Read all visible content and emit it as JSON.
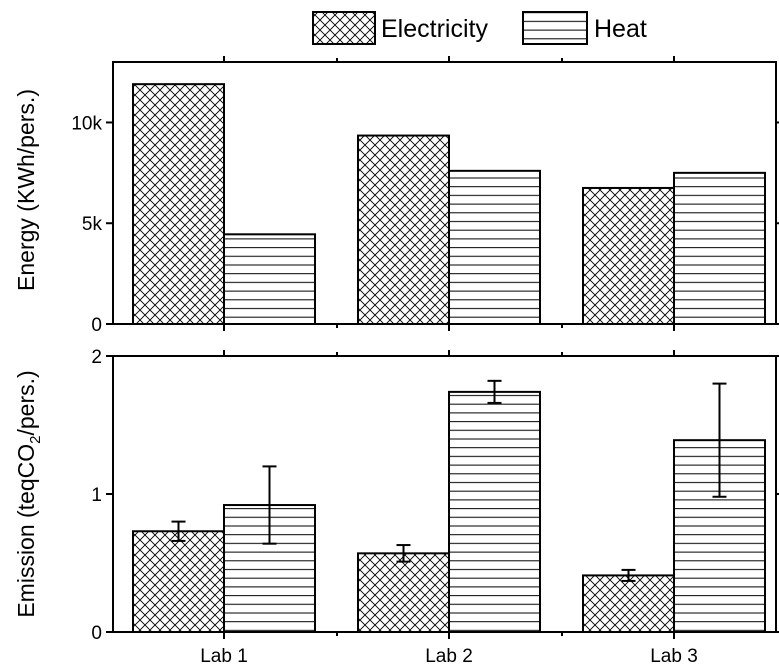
{
  "chart_data": [
    {
      "type": "bar",
      "categories": [
        "Lab 1",
        "Lab 2",
        "Lab 3"
      ],
      "ylabel": "Energy (KWh/pers.)",
      "ylim": [
        0,
        13000
      ],
      "yticks": [
        0,
        5000,
        10000
      ],
      "ytick_labels": [
        "0",
        "5k",
        "10k"
      ],
      "series": [
        {
          "name": "Electricity",
          "pattern": "crosshatch",
          "values": [
            11900,
            9350,
            6750
          ]
        },
        {
          "name": "Heat",
          "pattern": "horizontal",
          "values": [
            4450,
            7600,
            7500
          ]
        }
      ]
    },
    {
      "type": "bar",
      "categories": [
        "Lab 1",
        "Lab 2",
        "Lab 3"
      ],
      "ylabel": "Emission (teqCO2/pers.)",
      "ylabel_parts": [
        "Emission (teqCO",
        "2",
        "/pers.)"
      ],
      "ylim": [
        0,
        2
      ],
      "yticks": [
        0,
        1,
        2
      ],
      "ytick_labels": [
        "0",
        "1",
        "2"
      ],
      "series": [
        {
          "name": "Electricity",
          "pattern": "crosshatch",
          "values": [
            0.73,
            0.57,
            0.41
          ],
          "errors": [
            0.07,
            0.06,
            0.04
          ]
        },
        {
          "name": "Heat",
          "pattern": "horizontal",
          "values": [
            0.92,
            1.74,
            1.39
          ],
          "errors": [
            0.28,
            0.08,
            0.41
          ]
        }
      ]
    }
  ],
  "legend": {
    "placement": "top-center",
    "items": [
      {
        "label": "Electricity",
        "pattern": "crosshatch"
      },
      {
        "label": "Heat",
        "pattern": "horizontal"
      }
    ]
  },
  "colors": {
    "stroke": "#000000",
    "background": "#ffffff"
  }
}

────

Pick out the lines containing the string "pers" and show them.

RESPONSE TO THE EXERCISE:
      "ylabel": "Energy (KWh/pers.)",
      "ylabel": "Emission (teqCO2/pers.)",
        "/pers.)"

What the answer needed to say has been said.